### [Source records]
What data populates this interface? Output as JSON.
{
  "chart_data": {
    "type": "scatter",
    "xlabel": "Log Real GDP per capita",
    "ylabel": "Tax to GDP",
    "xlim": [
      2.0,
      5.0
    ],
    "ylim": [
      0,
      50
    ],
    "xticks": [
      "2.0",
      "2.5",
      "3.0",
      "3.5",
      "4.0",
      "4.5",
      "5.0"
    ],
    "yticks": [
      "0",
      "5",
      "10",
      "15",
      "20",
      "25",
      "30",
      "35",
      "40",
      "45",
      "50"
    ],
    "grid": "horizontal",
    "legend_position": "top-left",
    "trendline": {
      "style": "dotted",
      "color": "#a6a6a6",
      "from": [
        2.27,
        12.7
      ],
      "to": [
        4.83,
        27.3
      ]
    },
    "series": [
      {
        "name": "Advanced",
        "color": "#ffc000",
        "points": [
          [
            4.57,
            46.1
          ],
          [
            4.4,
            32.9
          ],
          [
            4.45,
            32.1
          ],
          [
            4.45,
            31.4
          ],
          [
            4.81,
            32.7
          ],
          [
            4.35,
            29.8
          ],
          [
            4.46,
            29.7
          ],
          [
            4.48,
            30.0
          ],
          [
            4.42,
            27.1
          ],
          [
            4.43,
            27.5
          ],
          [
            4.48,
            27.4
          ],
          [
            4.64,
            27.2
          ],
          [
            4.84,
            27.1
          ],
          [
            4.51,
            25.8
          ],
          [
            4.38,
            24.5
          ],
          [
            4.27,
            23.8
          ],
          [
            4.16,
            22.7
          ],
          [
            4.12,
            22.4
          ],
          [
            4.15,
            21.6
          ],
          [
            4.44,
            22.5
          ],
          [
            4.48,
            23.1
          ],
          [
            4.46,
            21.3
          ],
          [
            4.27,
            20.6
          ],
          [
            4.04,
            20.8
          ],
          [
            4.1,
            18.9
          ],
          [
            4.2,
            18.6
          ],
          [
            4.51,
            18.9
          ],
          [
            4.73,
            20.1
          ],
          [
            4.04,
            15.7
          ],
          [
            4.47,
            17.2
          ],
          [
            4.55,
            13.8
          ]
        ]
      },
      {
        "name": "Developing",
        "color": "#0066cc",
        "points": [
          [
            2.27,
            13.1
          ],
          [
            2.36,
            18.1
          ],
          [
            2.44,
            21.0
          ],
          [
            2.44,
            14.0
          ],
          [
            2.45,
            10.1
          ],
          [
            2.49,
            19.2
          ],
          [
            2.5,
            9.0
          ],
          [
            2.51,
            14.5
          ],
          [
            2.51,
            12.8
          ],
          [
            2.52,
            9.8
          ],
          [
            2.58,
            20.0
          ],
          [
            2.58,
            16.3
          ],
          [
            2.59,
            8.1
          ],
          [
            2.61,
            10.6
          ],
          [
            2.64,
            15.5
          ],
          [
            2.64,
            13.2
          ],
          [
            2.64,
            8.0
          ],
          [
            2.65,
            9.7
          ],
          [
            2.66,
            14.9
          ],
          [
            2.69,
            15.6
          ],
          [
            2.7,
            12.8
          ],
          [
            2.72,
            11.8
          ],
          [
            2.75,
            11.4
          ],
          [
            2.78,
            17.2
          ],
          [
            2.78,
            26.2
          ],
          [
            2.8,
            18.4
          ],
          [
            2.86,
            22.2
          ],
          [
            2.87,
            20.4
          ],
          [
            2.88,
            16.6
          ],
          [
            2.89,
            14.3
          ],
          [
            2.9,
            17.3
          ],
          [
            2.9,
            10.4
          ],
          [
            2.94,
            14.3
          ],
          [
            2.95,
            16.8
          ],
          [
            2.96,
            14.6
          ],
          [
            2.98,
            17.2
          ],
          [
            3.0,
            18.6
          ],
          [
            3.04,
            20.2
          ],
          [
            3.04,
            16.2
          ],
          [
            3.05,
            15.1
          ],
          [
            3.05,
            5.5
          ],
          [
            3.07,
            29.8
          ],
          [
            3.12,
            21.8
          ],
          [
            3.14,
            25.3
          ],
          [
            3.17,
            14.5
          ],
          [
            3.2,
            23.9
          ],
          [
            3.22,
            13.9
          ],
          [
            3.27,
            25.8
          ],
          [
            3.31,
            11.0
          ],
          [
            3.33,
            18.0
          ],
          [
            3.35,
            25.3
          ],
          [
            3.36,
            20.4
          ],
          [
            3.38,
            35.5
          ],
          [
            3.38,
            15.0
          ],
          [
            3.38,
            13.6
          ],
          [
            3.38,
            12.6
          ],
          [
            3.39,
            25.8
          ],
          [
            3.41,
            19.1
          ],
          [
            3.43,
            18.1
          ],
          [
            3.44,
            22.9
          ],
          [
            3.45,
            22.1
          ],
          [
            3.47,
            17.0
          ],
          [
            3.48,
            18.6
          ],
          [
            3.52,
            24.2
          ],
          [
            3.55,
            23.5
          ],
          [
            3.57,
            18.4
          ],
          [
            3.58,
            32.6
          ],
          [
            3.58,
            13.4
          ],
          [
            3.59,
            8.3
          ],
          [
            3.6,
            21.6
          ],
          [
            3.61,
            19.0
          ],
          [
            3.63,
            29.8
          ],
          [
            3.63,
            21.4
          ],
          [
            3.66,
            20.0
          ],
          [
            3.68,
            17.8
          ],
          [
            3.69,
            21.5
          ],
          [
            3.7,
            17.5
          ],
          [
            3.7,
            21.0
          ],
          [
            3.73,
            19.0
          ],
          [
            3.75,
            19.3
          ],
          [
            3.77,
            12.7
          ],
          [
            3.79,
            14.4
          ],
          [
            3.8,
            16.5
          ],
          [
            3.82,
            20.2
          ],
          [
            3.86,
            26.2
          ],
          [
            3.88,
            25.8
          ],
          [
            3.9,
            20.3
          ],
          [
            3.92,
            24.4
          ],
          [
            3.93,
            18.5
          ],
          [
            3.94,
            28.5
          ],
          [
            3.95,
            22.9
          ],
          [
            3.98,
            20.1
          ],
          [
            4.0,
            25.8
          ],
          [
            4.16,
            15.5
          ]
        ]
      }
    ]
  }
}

### [Goal]
Restate the data above word for word, please.

### [Task solution]
What data populates this interface? Output as JSON.
{
  "chart_data": {
    "type": "scatter",
    "xlabel": "Log Real GDP per capita",
    "ylabel": "Tax to GDP",
    "xlim": [
      2.0,
      5.0
    ],
    "ylim": [
      0,
      50
    ],
    "xticks": [
      "2.0",
      "2.5",
      "3.0",
      "3.5",
      "4.0",
      "4.5",
      "5.0"
    ],
    "yticks": [
      "0",
      "5",
      "10",
      "15",
      "20",
      "25",
      "30",
      "35",
      "40",
      "45",
      "50"
    ],
    "grid": "horizontal",
    "legend_position": "top-left",
    "trendline": {
      "style": "dotted",
      "color": "#a6a6a6",
      "from": [
        2.27,
        12.7
      ],
      "to": [
        4.83,
        27.3
      ]
    },
    "series": [
      {
        "name": "Advanced",
        "color": "#ffc000",
        "points": [
          [
            4.57,
            46.1
          ],
          [
            4.4,
            32.9
          ],
          [
            4.45,
            32.1
          ],
          [
            4.45,
            31.4
          ],
          [
            4.81,
            32.7
          ],
          [
            4.35,
            29.8
          ],
          [
            4.46,
            29.7
          ],
          [
            4.48,
            30.0
          ],
          [
            4.42,
            27.1
          ],
          [
            4.43,
            27.5
          ],
          [
            4.48,
            27.4
          ],
          [
            4.64,
            27.2
          ],
          [
            4.84,
            27.1
          ],
          [
            4.51,
            25.8
          ],
          [
            4.38,
            24.5
          ],
          [
            4.27,
            23.8
          ],
          [
            4.16,
            22.7
          ],
          [
            4.12,
            22.4
          ],
          [
            4.15,
            21.6
          ],
          [
            4.44,
            22.5
          ],
          [
            4.48,
            23.1
          ],
          [
            4.46,
            21.3
          ],
          [
            4.27,
            20.6
          ],
          [
            4.04,
            20.8
          ],
          [
            4.1,
            18.9
          ],
          [
            4.2,
            18.6
          ],
          [
            4.51,
            18.9
          ],
          [
            4.73,
            20.1
          ],
          [
            4.04,
            15.7
          ],
          [
            4.47,
            17.2
          ],
          [
            4.55,
            13.8
          ]
        ]
      },
      {
        "name": "Developing",
        "color": "#0066cc",
        "points": [
          [
            2.27,
            13.1
          ],
          [
            2.36,
            18.1
          ],
          [
            2.44,
            21.0
          ],
          [
            2.44,
            14.0
          ],
          [
            2.45,
            10.1
          ],
          [
            2.49,
            19.2
          ],
          [
            2.5,
            9.0
          ],
          [
            2.51,
            14.5
          ],
          [
            2.51,
            12.8
          ],
          [
            2.52,
            9.8
          ],
          [
            2.58,
            20.0
          ],
          [
            2.58,
            16.3
          ],
          [
            2.59,
            8.1
          ],
          [
            2.61,
            10.6
          ],
          [
            2.64,
            15.5
          ],
          [
            2.64,
            13.2
          ],
          [
            2.64,
            8.0
          ],
          [
            2.65,
            9.7
          ],
          [
            2.66,
            14.9
          ],
          [
            2.69,
            15.6
          ],
          [
            2.7,
            12.8
          ],
          [
            2.72,
            11.8
          ],
          [
            2.75,
            11.4
          ],
          [
            2.78,
            17.2
          ],
          [
            2.78,
            26.2
          ],
          [
            2.8,
            18.4
          ],
          [
            2.86,
            22.2
          ],
          [
            2.87,
            20.4
          ],
          [
            2.88,
            16.6
          ],
          [
            2.89,
            14.3
          ],
          [
            2.9,
            17.3
          ],
          [
            2.9,
            10.4
          ],
          [
            2.94,
            14.3
          ],
          [
            2.95,
            16.8
          ],
          [
            2.96,
            14.6
          ],
          [
            2.98,
            17.2
          ],
          [
            3.0,
            18.6
          ],
          [
            3.04,
            20.2
          ],
          [
            3.04,
            16.2
          ],
          [
            3.05,
            15.1
          ],
          [
            3.05,
            5.5
          ],
          [
            3.07,
            29.8
          ],
          [
            3.12,
            21.8
          ],
          [
            3.14,
            25.3
          ],
          [
            3.17,
            14.5
          ],
          [
            3.2,
            23.9
          ],
          [
            3.22,
            13.9
          ],
          [
            3.27,
            25.8
          ],
          [
            3.31,
            11.0
          ],
          [
            3.33,
            18.0
          ],
          [
            3.35,
            25.3
          ],
          [
            3.36,
            20.4
          ],
          [
            3.38,
            35.5
          ],
          [
            3.38,
            15.0
          ],
          [
            3.38,
            13.6
          ],
          [
            3.38,
            12.6
          ],
          [
            3.39,
            25.8
          ],
          [
            3.41,
            19.1
          ],
          [
            3.43,
            18.1
          ],
          [
            3.44,
            22.9
          ],
          [
            3.45,
            22.1
          ],
          [
            3.47,
            17.0
          ],
          [
            3.48,
            18.6
          ],
          [
            3.52,
            24.2
          ],
          [
            3.55,
            23.5
          ],
          [
            3.57,
            18.4
          ],
          [
            3.58,
            32.6
          ],
          [
            3.58,
            13.4
          ],
          [
            3.59,
            8.3
          ],
          [
            3.6,
            21.6
          ],
          [
            3.61,
            19.0
          ],
          [
            3.63,
            29.8
          ],
          [
            3.63,
            21.4
          ],
          [
            3.66,
            20.0
          ],
          [
            3.68,
            17.8
          ],
          [
            3.69,
            21.5
          ],
          [
            3.7,
            17.5
          ],
          [
            3.7,
            21.0
          ],
          [
            3.73,
            19.0
          ],
          [
            3.75,
            19.3
          ],
          [
            3.77,
            12.7
          ],
          [
            3.79,
            14.4
          ],
          [
            3.8,
            16.5
          ],
          [
            3.82,
            20.2
          ],
          [
            3.86,
            26.2
          ],
          [
            3.88,
            25.8
          ],
          [
            3.9,
            20.3
          ],
          [
            3.92,
            24.4
          ],
          [
            3.93,
            18.5
          ],
          [
            3.94,
            28.5
          ],
          [
            3.95,
            22.9
          ],
          [
            3.98,
            20.1
          ],
          [
            4.0,
            25.8
          ],
          [
            4.16,
            15.5
          ]
        ]
      }
    ]
  }
}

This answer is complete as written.